> What to produce
Count every line where "firm" occurs. Give the total alone.

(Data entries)
════════════════

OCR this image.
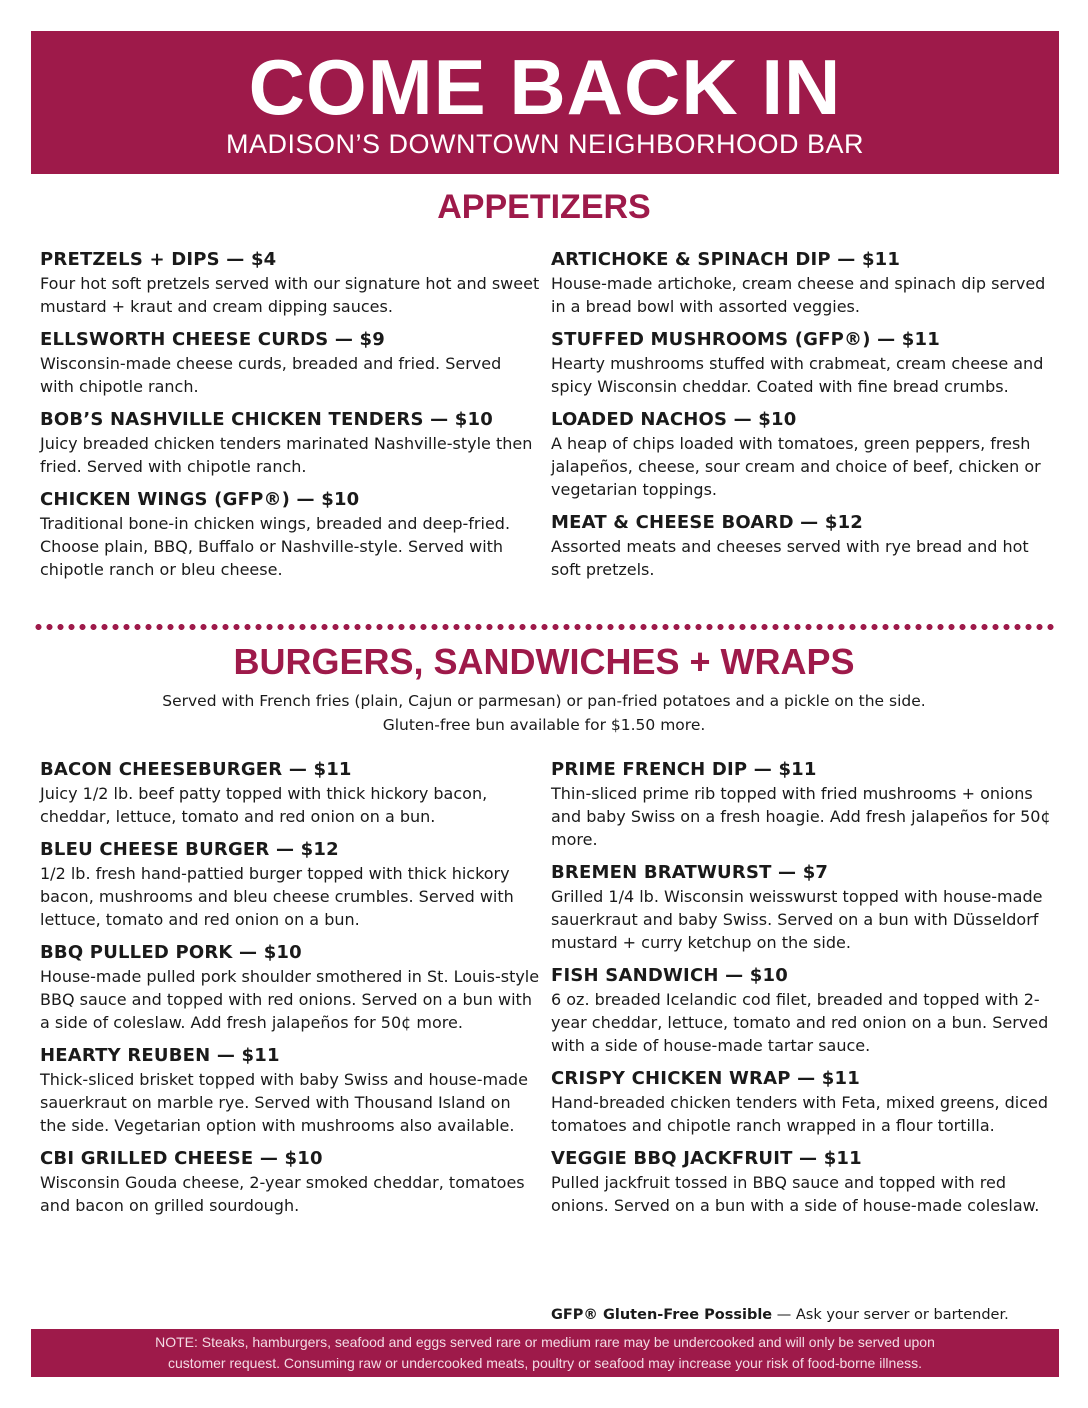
COME BACK IN
MADISON’S DOWNTOWN NEIGHBORHOOD BAR
APPETIZERS
PRETZELS + DIPS — $4
Four hot soft pretzels served with our signature hot and sweet mustard + kraut and cream dipping sauces.
ELLSWORTH CHEESE CURDS — $9
Wisconsin-made cheese curds, breaded and fried. Served with chipotle ranch.
BOB’S NASHVILLE CHICKEN TENDERS — $10
Juicy breaded chicken tenders marinated Nashville-style then fried. Served with chipotle ranch.
CHICKEN WINGS (GFP®) — $10
Traditional bone-in chicken wings, breaded and deep-fried. Choose plain, BBQ, Buffalo or Nashville-style. Served with chipotle ranch or bleu cheese.
ARTICHOKE & SPINACH DIP — $11
House-made artichoke, cream cheese and spinach dip served in a bread bowl with assorted veggies.
STUFFED MUSHROOMS (GFP®) — $11
Hearty mushrooms stuffed with crabmeat, cream cheese and spicy Wisconsin cheddar. Coated with fine bread crumbs.
LOADED NACHOS — $10
A heap of chips loaded with tomatoes, green peppers, fresh jalapeños, cheese, sour cream and choice of beef, chicken or vegetarian toppings.
MEAT & CHEESE BOARD — $12
Assorted meats and cheeses served with rye bread and hot soft pretzels.
BURGERS, SANDWICHES + WRAPS
Served with French fries (plain, Cajun or parmesan) or pan-fried potatoes and a pickle on the side.
Gluten-free bun available for $1.50 more.
BACON CHEESEBURGER — $11
Juicy 1/2 lb. beef patty topped with thick hickory bacon, cheddar, lettuce, tomato and red onion on a bun.
BLEU CHEESE BURGER — $12
1/2 lb. fresh hand-pattied burger topped with thick hickory bacon, mushrooms and bleu cheese crumbles. Served with lettuce, tomato and red onion on a bun.
BBQ PULLED PORK — $10
House-made pulled pork shoulder smothered in St. Louis-style BBQ sauce and topped with red onions. Served on a bun with a side of coleslaw. Add fresh jalapeños for 50¢ more.
HEARTY REUBEN — $11
Thick-sliced brisket topped with baby Swiss and house-made sauerkraut on marble rye. Served with Thousand Island on the side. Vegetarian option with mushrooms also available.
CBI GRILLED CHEESE — $10
Wisconsin Gouda cheese, 2-year smoked cheddar, tomatoes and bacon on grilled sourdough.
PRIME FRENCH DIP — $11
Thin-sliced prime rib topped with fried mushrooms + onions and baby Swiss on a fresh hoagie. Add fresh jalapeños for 50¢ more.
BREMEN BRATWURST — $7
Grilled 1/4 lb. Wisconsin weisswurst topped with house-made sauerkraut and baby Swiss. Served on a bun with Düsseldorf mustard + curry ketchup on the side.
FISH SANDWICH — $10
6 oz. breaded Icelandic cod filet, breaded and topped with 2-year cheddar, lettuce, tomato and red onion on a bun. Served with a side of house-made tartar sauce.
CRISPY CHICKEN WRAP — $11
Hand-breaded chicken tenders with Feta, mixed greens, diced tomatoes and chipotle ranch wrapped in a flour tortilla.
VEGGIE BBQ JACKFRUIT — $11
Pulled jackfruit tossed in BBQ sauce and topped with red onions. Served on a bun with a side of house-made coleslaw.
GFP® Gluten-Free Possible — Ask your server or bartender.
NOTE: Steaks, hamburgers, seafood and eggs served rare or medium rare may be undercooked and will only be served upon
customer request. Consuming raw or undercooked meats, poultry or seafood may increase your risk of food-borne illness.
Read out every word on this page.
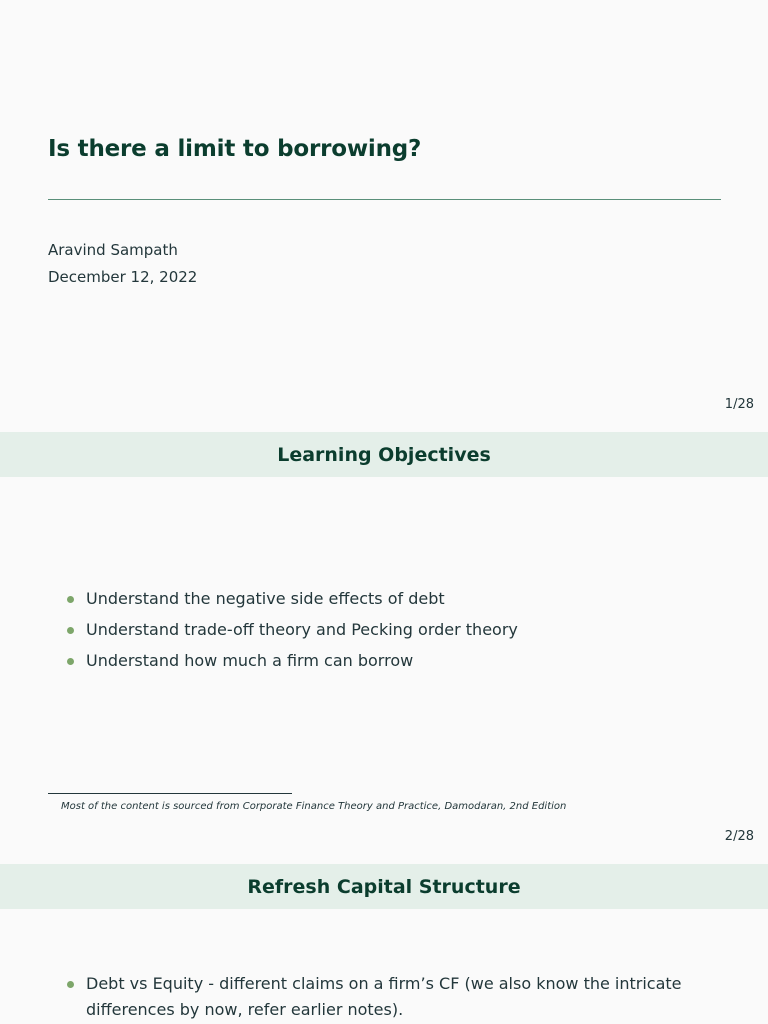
Is there a limit to borrowing?
Aravind Sampath
December 12, 2022
1/28
Learning Objectives
Understand the negative side effects of debt
Understand trade-off theory and Pecking order theory
Understand how much a firm can borrow
Most of the content is sourced from Corporate Finance Theory and Practice, Damodaran, 2nd Edition
2/28
Refresh Capital Structure
Debt vs Equity - different claims on a firm’s CF (we also know the intricate differences by now, refer earlier notes).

════════════════

> The output
2